*Directions*.
Could you output each line of the data that follows exactly?

— BEGIN —

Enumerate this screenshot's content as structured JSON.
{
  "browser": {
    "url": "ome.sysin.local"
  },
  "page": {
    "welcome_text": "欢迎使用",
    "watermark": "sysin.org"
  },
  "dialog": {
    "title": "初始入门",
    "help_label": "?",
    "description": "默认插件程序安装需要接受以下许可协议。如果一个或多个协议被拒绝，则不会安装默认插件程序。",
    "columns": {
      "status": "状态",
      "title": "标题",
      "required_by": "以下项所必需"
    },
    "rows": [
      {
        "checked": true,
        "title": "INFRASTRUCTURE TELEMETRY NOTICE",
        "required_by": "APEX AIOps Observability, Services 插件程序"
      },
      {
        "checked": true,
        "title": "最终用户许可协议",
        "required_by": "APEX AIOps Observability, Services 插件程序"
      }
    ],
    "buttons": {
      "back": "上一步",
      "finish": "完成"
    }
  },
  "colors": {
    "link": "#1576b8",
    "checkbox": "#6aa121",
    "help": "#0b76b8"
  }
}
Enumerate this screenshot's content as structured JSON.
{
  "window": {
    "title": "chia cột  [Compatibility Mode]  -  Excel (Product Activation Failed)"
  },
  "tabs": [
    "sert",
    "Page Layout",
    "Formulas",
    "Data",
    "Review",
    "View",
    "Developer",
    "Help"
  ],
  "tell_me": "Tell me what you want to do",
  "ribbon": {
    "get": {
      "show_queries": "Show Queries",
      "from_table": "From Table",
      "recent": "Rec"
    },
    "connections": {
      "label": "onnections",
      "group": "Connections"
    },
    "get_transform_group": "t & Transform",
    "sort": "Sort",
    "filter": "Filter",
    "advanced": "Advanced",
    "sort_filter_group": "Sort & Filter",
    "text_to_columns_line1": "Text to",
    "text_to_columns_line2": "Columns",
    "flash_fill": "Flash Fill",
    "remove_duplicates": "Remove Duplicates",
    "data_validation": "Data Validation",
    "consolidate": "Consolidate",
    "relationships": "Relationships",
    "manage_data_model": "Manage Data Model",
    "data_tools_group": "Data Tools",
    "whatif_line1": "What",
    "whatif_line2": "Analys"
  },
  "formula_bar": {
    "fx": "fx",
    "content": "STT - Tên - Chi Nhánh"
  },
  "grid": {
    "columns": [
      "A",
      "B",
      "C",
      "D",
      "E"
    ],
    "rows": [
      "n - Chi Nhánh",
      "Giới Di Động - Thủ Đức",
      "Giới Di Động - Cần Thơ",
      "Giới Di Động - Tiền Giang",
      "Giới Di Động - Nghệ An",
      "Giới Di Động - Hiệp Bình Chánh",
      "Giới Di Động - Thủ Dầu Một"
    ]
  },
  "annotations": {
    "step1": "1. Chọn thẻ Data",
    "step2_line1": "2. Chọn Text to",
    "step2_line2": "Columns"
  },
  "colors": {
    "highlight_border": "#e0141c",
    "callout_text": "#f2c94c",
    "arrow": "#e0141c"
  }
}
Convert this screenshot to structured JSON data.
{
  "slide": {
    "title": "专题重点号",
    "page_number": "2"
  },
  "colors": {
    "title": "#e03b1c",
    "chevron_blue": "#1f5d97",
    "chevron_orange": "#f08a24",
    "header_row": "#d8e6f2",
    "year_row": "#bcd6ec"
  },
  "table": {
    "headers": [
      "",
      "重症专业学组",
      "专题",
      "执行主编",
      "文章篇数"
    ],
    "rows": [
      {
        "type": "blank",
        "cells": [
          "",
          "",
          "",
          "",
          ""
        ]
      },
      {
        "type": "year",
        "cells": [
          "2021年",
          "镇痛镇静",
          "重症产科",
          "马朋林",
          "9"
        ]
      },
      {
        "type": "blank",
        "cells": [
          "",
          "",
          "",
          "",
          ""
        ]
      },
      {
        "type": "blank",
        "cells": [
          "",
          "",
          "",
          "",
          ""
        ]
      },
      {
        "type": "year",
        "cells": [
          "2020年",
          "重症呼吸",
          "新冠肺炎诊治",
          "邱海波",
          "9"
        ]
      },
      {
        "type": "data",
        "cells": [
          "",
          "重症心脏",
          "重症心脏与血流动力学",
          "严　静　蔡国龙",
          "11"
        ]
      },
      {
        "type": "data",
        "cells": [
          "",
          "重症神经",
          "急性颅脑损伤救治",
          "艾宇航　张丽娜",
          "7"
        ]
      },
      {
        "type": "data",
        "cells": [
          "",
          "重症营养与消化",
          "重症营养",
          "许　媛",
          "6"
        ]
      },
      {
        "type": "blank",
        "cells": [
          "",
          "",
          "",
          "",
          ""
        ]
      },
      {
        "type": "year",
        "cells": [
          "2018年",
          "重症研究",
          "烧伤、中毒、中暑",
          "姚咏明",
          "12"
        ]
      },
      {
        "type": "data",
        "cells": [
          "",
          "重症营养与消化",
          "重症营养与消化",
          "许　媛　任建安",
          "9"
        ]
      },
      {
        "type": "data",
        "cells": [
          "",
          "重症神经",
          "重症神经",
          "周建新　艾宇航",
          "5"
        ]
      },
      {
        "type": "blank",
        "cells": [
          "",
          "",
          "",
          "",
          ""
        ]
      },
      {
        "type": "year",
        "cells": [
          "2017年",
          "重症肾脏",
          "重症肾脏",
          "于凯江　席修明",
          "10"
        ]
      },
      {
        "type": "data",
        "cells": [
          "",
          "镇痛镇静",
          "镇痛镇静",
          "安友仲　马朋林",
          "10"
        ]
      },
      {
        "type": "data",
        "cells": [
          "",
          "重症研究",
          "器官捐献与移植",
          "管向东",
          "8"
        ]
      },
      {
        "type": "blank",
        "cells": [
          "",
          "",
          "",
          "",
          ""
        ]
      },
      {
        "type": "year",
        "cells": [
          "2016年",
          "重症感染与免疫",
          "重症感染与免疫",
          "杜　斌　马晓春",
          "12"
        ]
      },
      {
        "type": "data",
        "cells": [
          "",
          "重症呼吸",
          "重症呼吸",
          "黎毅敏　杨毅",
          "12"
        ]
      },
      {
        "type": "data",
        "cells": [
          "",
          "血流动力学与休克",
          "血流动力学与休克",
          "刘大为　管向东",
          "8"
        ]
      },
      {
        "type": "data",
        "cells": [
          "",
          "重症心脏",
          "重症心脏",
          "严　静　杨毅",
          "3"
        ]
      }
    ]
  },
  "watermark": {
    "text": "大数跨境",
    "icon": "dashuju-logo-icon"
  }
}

— END —

*The answer*.
Enumerate this screenshot's content as structured JSON.
{
  "browser": {
    "url": "ome.sysin.local"
  },
  "page": {
    "welcome_text": "欢迎使用",
    "watermark": "sysin.org"
  },
  "dialog": {
    "title": "初始入门",
    "help_label": "?",
    "description": "默认插件程序安装需要接受以下许可协议。如果一个或多个协议被拒绝，则不会安装默认插件程序。",
    "columns": {
      "status": "状态",
      "title": "标题",
      "required_by": "以下项所必需"
    },
    "rows": [
      {
        "checked": true,
        "title": "INFRASTRUCTURE TELEMETRY NOTICE",
        "required_by": "APEX AIOps Observability, Services 插件程序"
      },
      {
        "checked": true,
        "title": "最终用户许可协议",
        "required_by": "APEX AIOps Observability, Services 插件程序"
      }
    ],
    "buttons": {
      "back": "上一步",
      "finish": "完成"
    }
  },
  "colors": {
    "link": "#1576b8",
    "checkbox": "#6aa121",
    "help": "#0b76b8"
  }
}
Enumerate this screenshot's content as structured JSON.
{
  "window": {
    "title": "chia cột  [Compatibility Mode]  -  Excel (Product Activation Failed)"
  },
  "tabs": [
    "sert",
    "Page Layout",
    "Formulas",
    "Data",
    "Review",
    "View",
    "Developer",
    "Help"
  ],
  "tell_me": "Tell me what you want to do",
  "ribbon": {
    "get": {
      "show_queries": "Show Queries",
      "from_table": "From Table",
      "recent": "Rec"
    },
    "connections": {
      "label": "onnections",
      "group": "Connections"
    },
    "get_transform_group": "t & Transform",
    "sort": "Sort",
    "filter": "Filter",
    "advanced": "Advanced",
    "sort_filter_group": "Sort & Filter",
    "text_to_columns_line1": "Text to",
    "text_to_columns_line2": "Columns",
    "flash_fill": "Flash Fill",
    "remove_duplicates": "Remove Duplicates",
    "data_validation": "Data Validation",
    "consolidate": "Consolidate",
    "relationships": "Relationships",
    "manage_data_model": "Manage Data Model",
    "data_tools_group": "Data Tools",
    "whatif_line1": "What",
    "whatif_line2": "Analys"
  },
  "formula_bar": {
    "fx": "fx",
    "content": "STT - Tên - Chi Nhánh"
  },
  "grid": {
    "columns": [
      "A",
      "B",
      "C",
      "D",
      "E"
    ],
    "rows": [
      "n - Chi Nhánh",
      "Giới Di Động - Thủ Đức",
      "Giới Di Động - Cần Thơ",
      "Giới Di Động - Tiền Giang",
      "Giới Di Động - Nghệ An",
      "Giới Di Động - Hiệp Bình Chánh",
      "Giới Di Động - Thủ Dầu Một"
    ]
  },
  "annotations": {
    "step1": "1. Chọn thẻ Data",
    "step2_line1": "2. Chọn Text to",
    "step2_line2": "Columns"
  },
  "colors": {
    "highlight_border": "#e0141c",
    "callout_text": "#f2c94c",
    "arrow": "#e0141c"
  }
}
Convert this screenshot to structured JSON data.
{
  "slide": {
    "title": "专题重点号",
    "page_number": "2"
  },
  "colors": {
    "title": "#e03b1c",
    "chevron_blue": "#1f5d97",
    "chevron_orange": "#f08a24",
    "header_row": "#d8e6f2",
    "year_row": "#bcd6ec"
  },
  "table": {
    "headers": [
      "",
      "重症专业学组",
      "专题",
      "执行主编",
      "文章篇数"
    ],
    "rows": [
      {
        "type": "blank",
        "cells": [
          "",
          "",
          "",
          "",
          ""
        ]
      },
      {
        "type": "year",
        "cells": [
          "2021年",
          "镇痛镇静",
          "重症产科",
          "马朋林",
          "9"
        ]
      },
      {
        "type": "blank",
        "cells": [
          "",
          "",
          "",
          "",
          ""
        ]
      },
      {
        "type": "blank",
        "cells": [
          "",
          "",
          "",
          "",
          ""
        ]
      },
      {
        "type": "year",
        "cells": [
          "2020年",
          "重症呼吸",
          "新冠肺炎诊治",
          "邱海波",
          "9"
        ]
      },
      {
        "type": "data",
        "cells": [
          "",
          "重症心脏",
          "重症心脏与血流动力学",
          "严　静　蔡国龙",
          "11"
        ]
      },
      {
        "type": "data",
        "cells": [
          "",
          "重症神经",
          "急性颅脑损伤救治",
          "艾宇航　张丽娜",
          "7"
        ]
      },
      {
        "type": "data",
        "cells": [
          "",
          "重症营养与消化",
          "重症营养",
          "许　媛",
          "6"
        ]
      },
      {
        "type": "blank",
        "cells": [
          "",
          "",
          "",
          "",
          ""
        ]
      },
      {
        "type": "year",
        "cells": [
          "2018年",
          "重症研究",
          "烧伤、中毒、中暑",
          "姚咏明",
          "12"
        ]
      },
      {
        "type": "data",
        "cells": [
          "",
          "重症营养与消化",
          "重症营养与消化",
          "许　媛　任建安",
          "9"
        ]
      },
      {
        "type": "data",
        "cells": [
          "",
          "重症神经",
          "重症神经",
          "周建新　艾宇航",
          "5"
        ]
      },
      {
        "type": "blank",
        "cells": [
          "",
          "",
          "",
          "",
          ""
        ]
      },
      {
        "type": "year",
        "cells": [
          "2017年",
          "重症肾脏",
          "重症肾脏",
          "于凯江　席修明",
          "10"
        ]
      },
      {
        "type": "data",
        "cells": [
          "",
          "镇痛镇静",
          "镇痛镇静",
          "安友仲　马朋林",
          "10"
        ]
      },
      {
        "type": "data",
        "cells": [
          "",
          "重症研究",
          "器官捐献与移植",
          "管向东",
          "8"
        ]
      },
      {
        "type": "blank",
        "cells": [
          "",
          "",
          "",
          "",
          ""
        ]
      },
      {
        "type": "year",
        "cells": [
          "2016年",
          "重症感染与免疫",
          "重症感染与免疫",
          "杜　斌　马晓春",
          "12"
        ]
      },
      {
        "type": "data",
        "cells": [
          "",
          "重症呼吸",
          "重症呼吸",
          "黎毅敏　杨毅",
          "12"
        ]
      },
      {
        "type": "data",
        "cells": [
          "",
          "血流动力学与休克",
          "血流动力学与休克",
          "刘大为　管向东",
          "8"
        ]
      },
      {
        "type": "data",
        "cells": [
          "",
          "重症心脏",
          "重症心脏",
          "严　静　杨毅",
          "3"
        ]
      }
    ]
  },
  "watermark": {
    "text": "大数跨境",
    "icon": "dashuju-logo-icon"
  }
}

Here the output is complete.